What is asked
**a)** Condense the paragraph starting "When handling different signals" in the Arduino logic analyzer text into a short bulleted list that keeps its main facts.
**b)** Resume the Arduino logic analyzer text after its last sentence and keep it going.

Text shown
** Start **

What it is all about

When handling different signals some of them still unknown it will be very useful to examine them. Professional logic analyzers come very powerful, but for tracing problems with your Arduino even a simple one will do. The project shown here displays up to six digital signals using the Serial Plotter of the Arduino IDE 1.8.19 which shows 500 samples. The input pins will be pin-8 to pin-13 (all of them belonging to Port B). You may use internal timing references on one or two of the channels.

The picture above shows signals between four cascaded WS2812 strips of 8 LEDs each. Obviously, as expected, they do not end exactly at the same moment.

The secret to achieve that speed was getting rid of for-loops while sampling. In order not to paste and copy those many lines of code, I used two different methods to achieve this: one is the Duplicate-Macro, and the other one is the recursive method. Doing it this way the amount of code could be reduced to an absolute minimum. Reference signals produced by internal timers enable you to evaluate your unknown signals. Just connect pin-3 or pin-5 to any of the input channels.

A First Application

While standard binary frequency dividers are a bit boring, I found an old-fashioned TTL chip, an SN7492, acting as a divide-by-12.

Connections to be made:

Arduino, pin-3 --> 7492, pin-14

7492, pin-12 --> 7492, pin-1 and Arduino, pin-11

7492, pin- 11 --> Arduino, pin-10

7492, pin-9 --> Arduino, pin 9

7492, pin-8 --> Arduino, pin-8

Both of the RESET pins have to be grounded to enable the counter.

The output of pin-3 was set to 125 kHz and fed into the counter's input.

You can easily see the counter outputs A, B, C, and D.

Actually, the dividers inside the 7492 are independent of each other, so you can feed the trigger into pin-1 and connect pin-8 to pin-14 to get different results.

Now, let us make a Divide-By-9-counter out of an SN7493 (4-bit binary counter)

What is the use of a divide-by-9-counter? No idea, just an exercise. A Divide-by-9-counter should count from zero to eight and then restart from zero. So, there must be an immediate reset when the counter value reaches the 'nine' which is equal to binary '1001'. The good news is the SN7493 offers two reset inputs, which can be triggered by the two '1's of the 'nine'.

As soon as these '1's show up, the counter state immediately changes from nine to zero, so the nine is only visible for a fraction of a microsecond. You would need a much better logic analyzer to detect this.

The lines from top to bottom are: black unused, clock (250 kHz) violet, output A yellow, output B green, output C red, output D blue. The black vertical bars indicate '1000' = 8, shortly after that a reset condition '0000' will happen. There should be a '1001' in between, but it is not visible.

Does the software use any tricks?

Yes, there are some of them:

At first, there are variables that are not initalized by the system. This makes it possible to use the RESET key as a switch to toggle between different states. The actual frequency is printed to the Serial plotter which in turn will show it claiming it were variable labels. You can fool the plotter by hiding a number between characters other than space and tabs.

** End **

Information shown
** Start **

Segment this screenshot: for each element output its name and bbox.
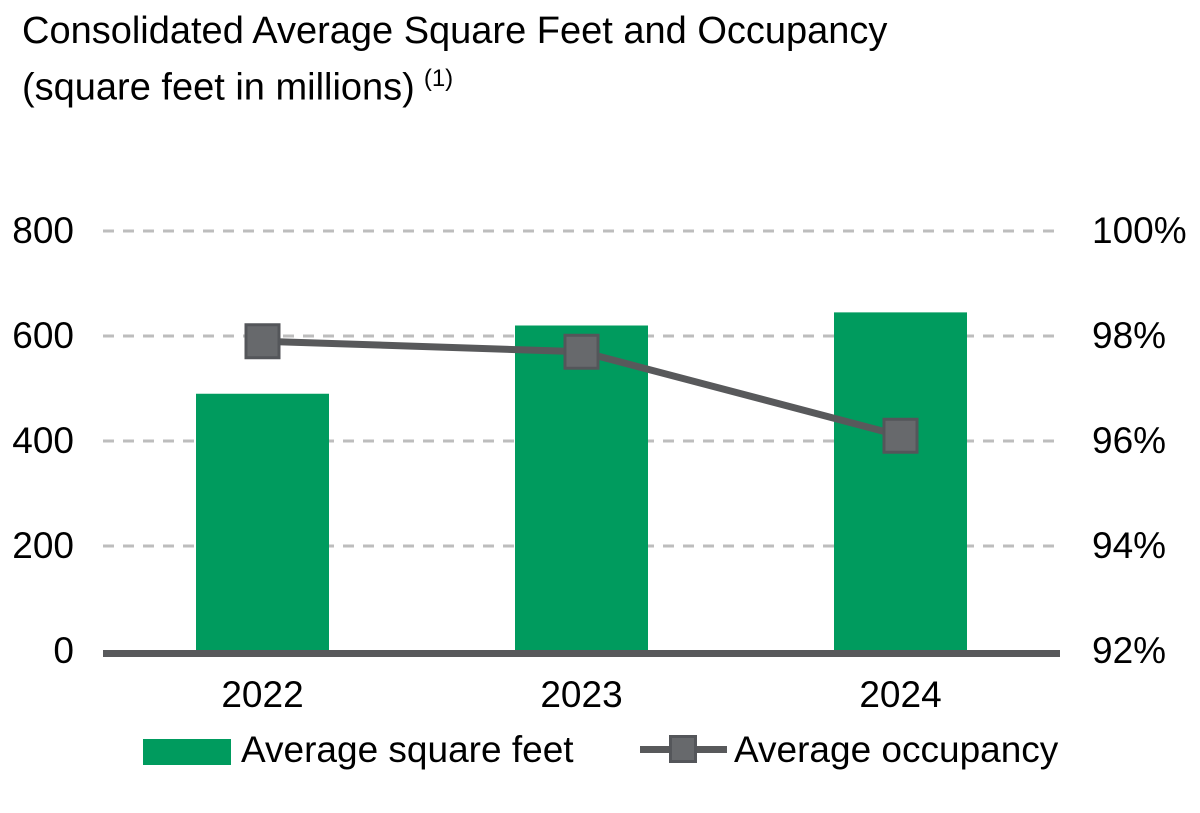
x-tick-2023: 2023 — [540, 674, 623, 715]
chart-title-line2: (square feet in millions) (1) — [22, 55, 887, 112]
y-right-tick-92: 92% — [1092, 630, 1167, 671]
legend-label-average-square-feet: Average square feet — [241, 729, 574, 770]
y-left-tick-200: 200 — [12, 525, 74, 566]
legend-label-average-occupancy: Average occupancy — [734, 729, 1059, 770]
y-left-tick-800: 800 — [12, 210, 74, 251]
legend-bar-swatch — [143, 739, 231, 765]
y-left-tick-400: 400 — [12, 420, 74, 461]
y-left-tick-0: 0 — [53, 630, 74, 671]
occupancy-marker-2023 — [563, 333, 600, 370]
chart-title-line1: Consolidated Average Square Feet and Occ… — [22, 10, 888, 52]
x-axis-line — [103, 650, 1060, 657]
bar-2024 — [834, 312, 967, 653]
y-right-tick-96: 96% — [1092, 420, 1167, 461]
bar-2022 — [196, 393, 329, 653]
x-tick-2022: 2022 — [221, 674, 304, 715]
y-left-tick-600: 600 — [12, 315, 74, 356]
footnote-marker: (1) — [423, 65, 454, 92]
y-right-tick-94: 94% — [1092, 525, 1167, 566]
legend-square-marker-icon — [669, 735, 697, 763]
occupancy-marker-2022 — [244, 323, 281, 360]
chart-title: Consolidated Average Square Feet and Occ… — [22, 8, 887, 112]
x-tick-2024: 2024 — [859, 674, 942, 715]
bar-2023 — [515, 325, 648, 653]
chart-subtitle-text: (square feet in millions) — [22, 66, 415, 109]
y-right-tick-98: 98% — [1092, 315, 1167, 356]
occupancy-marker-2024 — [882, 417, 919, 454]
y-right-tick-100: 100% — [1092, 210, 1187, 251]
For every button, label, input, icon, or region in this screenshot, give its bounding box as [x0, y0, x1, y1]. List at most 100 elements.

** End **

Answers below
**a)**
- Examining signals, including unknown ones, is very useful.
- Professional logic analyzers are very powerful, but a simple one is enough for tracing Arduino problems.
- The project displays up to six digital signals in the Serial Plotter of Arduino IDE 1.8.19, which shows 500 samples.
- The inputs are pin-8 to pin-13, all on Port B.
- Internal timing references can be used on one or two of the channels.

**b)**
The next one is the triggering:

while (MYPORT == MYPORT);

So the input byte is read twice again and again, and both values are getting compared to each other. It must be confessed in some cases you might miss a change. But soon there will be another one.

Then there is a replacement for the delay function as Timer0 is getting mishandled.

If you would use a loop for sampling it might look like this:

"SAMPLOOP: in __tmp_reg__, %[CHANPINaddr]; read input data [1]\n\t"
    "nop                                 ; cycle padding [1]\n\t"
    "st %a[LOGICDATAaddr]+, __tmp_reg__  ; store input & post incr. [2]\n\t"
    "sbiw %A[DELAYCOUNT], 1              ; decrement delayCount [2]\n\t"
    "brne SAMPLOOP                       ; continue until end [2]\n\t"

(found at https://hinterm-ziel.de/index.php/2021/10/11/real-programmers-write-assembly-code/#more-1065 ). When you unroll the loop it reduces to just three machine cycles as can be seen at he end of this article. Actually, there was a project published by Udo Klein in 2009 (https://playground.arduino.cc/Main/LogicAnalyzer/), long before the Serial plotter had been introduced, and you had to copy the two lines manually. Two different versions are shown here:

1) The version with the duplicate macro just uses these defines:

#define D(X) X X // each D doubles the sequence
#define D9(X) D(D(D(D(D(D(D(D(D(X)))))))))
// the instruction is(getting doubled many times):
#define INST "in __tmp_reg__, %[A] \n st %a[B]+, __tmp_reg__ \n "

So, the line

asm volatile(D9(INST)

causes the execution of the assembler instructions 2^9 = 512 times.

2) Now the recursive version with the include file. The macro __FILE__ is the name of the actual file. So, the line

#include __FILE__

forces to execute the same file as the caller. You are free to rename that include file, it still will call a copy of itself. The only problem is: the limit of recursive calls is set by the system to 200. That is why the value of DEPTH has to be below 200. In order not to get any rounding errors, we set it to 500/4=125. But as you still want 500 samples to be shown on the plotter you have to use several recursive calls, in this case four times. (The software was designed for the old IDE 1.8.x, as the plotter of the new IDE 2.x supports only 50 samples. You might use the new IDE for development and the old one to use its plotter.)

The asm statements cannot be shorter. The compiler transforms them into a long sequence of

800:	01 92       	st	Z+, r0
     802:	03 b0       	in	r0, 0x03	; 3
     804:	01 92       	st	Z+, r0
     806:	03 b0       	in	r0, 0x03	; 3
     808:	01 92       	st	Z+, r0
     80a:	03 b0       	in	r0, 0x03	; 3
...

(Only the first two of the lines have to be entered, all the rest will be done by the system.)

There is no increment and conditional jump necessary. Each pair of these instructions takes three clock cycles on the ATmega328, no way to get it any faster.

The download file contains both versions. Decide yourself which one pleases you most. Depending on your hardware, it might be necessary to reduce the baudrate from 115200 down to 57600 to get reliable results.